El exceso de inflación así generado desaparecería por sí sólo cuando la subida del precio de la energía u otras materias primas y el precio de los servicios de transporte alcancen su techo

 Así razonaban muchos keynesianos, y aunque no pocos de ellos dejaron de serlo después de aquellos episodios, a la sazón dominaban la disciplina y los principales servicios de estudios oficiales. Para el BCE y muchos analistas, al menos hasta fechas muy recientes, el concepto de inflación de oferta señalado sería el esquema analítico básico en el que habría que encuadrar la inflación europea. Una inflación, a su juicio, ocasionada por el estrangulamiento de las cadenas de producción por la pandemia y por una subida intensa del precio de la energía y otras materias primas importadas. Esta subida habría provocado una contracción de la producción y un aumento de su  precio unitario, de manera que un mismo ritmo de crecimiento monetario se traduce en mayor inflación y menor crecimiento real. Según este esquema analítico, el exceso de inflación así generado desaparecería por sí sólo cuando la subida del precio de la energía u otras materias primas y el precio de los servicios de transporte alcancen su techo.

Este enfoque era defectuoso entonces y lo es hoy por dos razones interrelacionadas entre sí. En primer lugar, presupone que el crecimiento monetario era equilibrado, esto es, que las políticas monetarias y fiscales antes de los estrangulamientos y el aumento del coste de la oferta eran consistentes con la estabilidad de precios a medio plazo. En segundo lugar, asume que las expectativas de inflación de los agentes económicos a medio plazo se mantendrán ancladas alrededor del objetivo de inflación (2%) a pesar de la triplicación de la inflación ocasionada por los choques de oferta. La realidad, desgraciadamente, ha desmentido estos supuestos. La política monetaria europea, con tipos de interés a corto y a largo negativos, estos últimos mediante la monetización de déficit públicos a través de los programas de compra de activos, era indebidamente expansiva, al menos, sin duda, desde la recuperación económica iniciada en 2021. En cuanto a las expectativas de inflación, dependen mucho más de la inflación actual de lo que los Bancos Centrales creían o querían creer. Ciertamente, quizá las expectativas hubieran podido mantenerse cerca de los objetivos de inflación si el crecimiento monetario fuera equilibrado y el tirón inflacionista no hubiera sido tan intenso o tan duradero. Pero la combinación de la envergadura de la subida de los precios de importación, una subida acentuada por la devaluación del euro, con políticas monetarias y fiscales muy expansivas, ha disparado las expectativas de inflación a medio plazo y ha activado la espiral precios/salarios. Como consecuencia de todo ello, las economías europeas se encaminan a una estanflación, o para decirlo con mayor precisión, a una recesión de crecimiento con inflación elevada. Una situación cuya probabilidad de materialización y gravedad dependerá esencialmente de la duración de la guerra en Ucrania y de cómo se resuelva dicha guerra.

--

• _REQUISITOS DE TAREA_
(a) Según el fragmento sobre la inflación europea, ¿por qué era defectuoso el enfoque de la inflación de oferta? Responde en una a tres oraciones.
(b) ¿Desde cuándo, como mínimo, era indebidamente expansiva la política monetaria europea según el fragmento sobre la inflación europea?
(c) Retoma, por favor, el fragmento sobre la inflación europea y continúalo a partir de su última oración.
Los datos no hacen falta para resolver estas tareas.

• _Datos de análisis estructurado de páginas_

--

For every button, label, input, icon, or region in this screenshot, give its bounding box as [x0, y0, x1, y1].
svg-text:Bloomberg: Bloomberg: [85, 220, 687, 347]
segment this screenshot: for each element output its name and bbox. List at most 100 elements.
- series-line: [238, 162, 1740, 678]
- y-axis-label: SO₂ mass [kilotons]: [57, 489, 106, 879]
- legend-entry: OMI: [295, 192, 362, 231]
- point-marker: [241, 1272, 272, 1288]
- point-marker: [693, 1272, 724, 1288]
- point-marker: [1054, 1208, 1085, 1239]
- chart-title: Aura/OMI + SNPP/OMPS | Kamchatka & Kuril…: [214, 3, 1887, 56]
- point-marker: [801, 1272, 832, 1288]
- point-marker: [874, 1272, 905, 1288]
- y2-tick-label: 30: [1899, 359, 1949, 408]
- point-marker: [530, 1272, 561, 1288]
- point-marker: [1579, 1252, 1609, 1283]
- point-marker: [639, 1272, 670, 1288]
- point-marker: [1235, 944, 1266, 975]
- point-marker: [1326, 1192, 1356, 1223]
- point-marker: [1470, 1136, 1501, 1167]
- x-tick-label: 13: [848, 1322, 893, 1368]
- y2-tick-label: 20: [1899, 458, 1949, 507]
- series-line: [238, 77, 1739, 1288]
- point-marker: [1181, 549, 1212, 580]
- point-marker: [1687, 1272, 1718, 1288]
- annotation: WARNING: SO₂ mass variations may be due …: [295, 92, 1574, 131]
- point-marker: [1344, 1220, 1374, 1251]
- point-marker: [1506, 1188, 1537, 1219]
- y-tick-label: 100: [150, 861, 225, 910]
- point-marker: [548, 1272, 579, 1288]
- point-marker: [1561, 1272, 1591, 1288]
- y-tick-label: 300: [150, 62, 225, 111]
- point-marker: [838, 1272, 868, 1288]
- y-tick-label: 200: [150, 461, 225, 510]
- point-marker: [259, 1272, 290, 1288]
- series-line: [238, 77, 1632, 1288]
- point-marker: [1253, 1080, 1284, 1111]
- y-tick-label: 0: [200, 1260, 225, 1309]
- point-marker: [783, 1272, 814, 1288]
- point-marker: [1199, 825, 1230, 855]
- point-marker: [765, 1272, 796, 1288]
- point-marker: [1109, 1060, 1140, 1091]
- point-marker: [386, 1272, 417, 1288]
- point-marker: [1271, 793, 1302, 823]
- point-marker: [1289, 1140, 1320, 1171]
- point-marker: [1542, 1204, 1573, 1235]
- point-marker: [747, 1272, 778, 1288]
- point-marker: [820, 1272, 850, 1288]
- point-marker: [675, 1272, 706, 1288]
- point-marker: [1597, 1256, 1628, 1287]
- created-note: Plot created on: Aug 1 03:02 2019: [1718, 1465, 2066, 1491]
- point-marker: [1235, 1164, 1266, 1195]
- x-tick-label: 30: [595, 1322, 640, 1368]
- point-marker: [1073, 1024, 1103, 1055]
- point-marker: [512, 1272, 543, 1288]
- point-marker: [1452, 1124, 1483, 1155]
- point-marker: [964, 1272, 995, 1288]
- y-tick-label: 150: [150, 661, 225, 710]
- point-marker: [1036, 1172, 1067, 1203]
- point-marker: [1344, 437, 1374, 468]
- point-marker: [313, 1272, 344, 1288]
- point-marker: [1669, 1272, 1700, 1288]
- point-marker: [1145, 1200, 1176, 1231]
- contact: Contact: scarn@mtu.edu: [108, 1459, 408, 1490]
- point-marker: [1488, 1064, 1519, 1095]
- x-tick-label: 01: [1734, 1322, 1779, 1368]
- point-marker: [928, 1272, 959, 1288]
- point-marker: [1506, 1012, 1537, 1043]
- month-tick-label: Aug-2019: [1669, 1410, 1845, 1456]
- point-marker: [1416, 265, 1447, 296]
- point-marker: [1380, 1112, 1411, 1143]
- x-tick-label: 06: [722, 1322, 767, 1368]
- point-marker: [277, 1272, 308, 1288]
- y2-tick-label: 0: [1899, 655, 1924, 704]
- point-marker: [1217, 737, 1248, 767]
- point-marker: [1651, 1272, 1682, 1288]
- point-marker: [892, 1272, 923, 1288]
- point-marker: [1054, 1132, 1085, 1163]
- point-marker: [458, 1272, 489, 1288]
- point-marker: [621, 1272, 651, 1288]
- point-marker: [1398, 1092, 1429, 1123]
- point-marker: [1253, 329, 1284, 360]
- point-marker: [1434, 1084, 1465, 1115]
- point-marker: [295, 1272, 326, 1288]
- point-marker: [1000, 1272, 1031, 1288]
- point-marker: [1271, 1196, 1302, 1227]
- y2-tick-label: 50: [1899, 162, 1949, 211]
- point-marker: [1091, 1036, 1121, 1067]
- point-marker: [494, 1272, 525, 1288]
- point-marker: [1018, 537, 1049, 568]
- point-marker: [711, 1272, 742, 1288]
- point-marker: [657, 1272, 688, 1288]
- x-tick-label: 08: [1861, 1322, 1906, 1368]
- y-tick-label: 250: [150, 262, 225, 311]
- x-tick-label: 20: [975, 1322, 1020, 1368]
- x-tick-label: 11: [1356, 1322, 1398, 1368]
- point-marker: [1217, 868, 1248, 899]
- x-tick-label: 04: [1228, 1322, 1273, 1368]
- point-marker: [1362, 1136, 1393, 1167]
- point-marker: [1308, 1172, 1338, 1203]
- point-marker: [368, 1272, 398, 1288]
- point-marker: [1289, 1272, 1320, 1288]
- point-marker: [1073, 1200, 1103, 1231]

--

• _RESPUESTAS POR NÚMERO_
(a) Era defectuoso porque presuponía que el crecimiento monetario era equilibrado, es decir, que las políticas monetarias y fiscales previas a los estrangulamientos y al aumento del coste de la oferta eran consistentes con la estabilidad de precios a medio plazo. Además, asumía que las expectativas de inflación a medio plazo seguirían ancladas alrededor del objetivo del 2% pese a la triplicación de la inflación causada por los choques de oferta.

(b) Al menos desde la recuperación económica iniciada en 2021.

(c)
Restringir el crecimiento

La inflación es, ante todo, un fenómeno monetario en el sentido de que no puede haber o persistir una inflación elevada sin un crecimiento de los medios de pago y financiación de la economía. De esta afirmación se colige que no se puede reducir o frenar la escalada de la inflación sin restringir el crecimiento de dichos medios de pago y financiación. Esto no implica, sin embargo, que la política monetaria deba ser el único instrumento de la política anti-inflacionista, especialmente cuando concurren presiones estanflacionistas. En estas circunstancias, una política monetaria rigurosa es indudablemente imprescindible, pero para aliviar los daños colaterales de la misma en términos de pérdidas de producción y empleo se debería reducir los impuestos al empleo y aumentar la flexibilidad del mercado de trabajo, reorientar la lucha contra el cambio climático hacia opciones menos gravosas para los costes de producción e intensificar la competencia en los mercados de bienes y servicios. En otras palabras, habría que hacer justo lo contrario de lo que se está haciendo en nuestro país.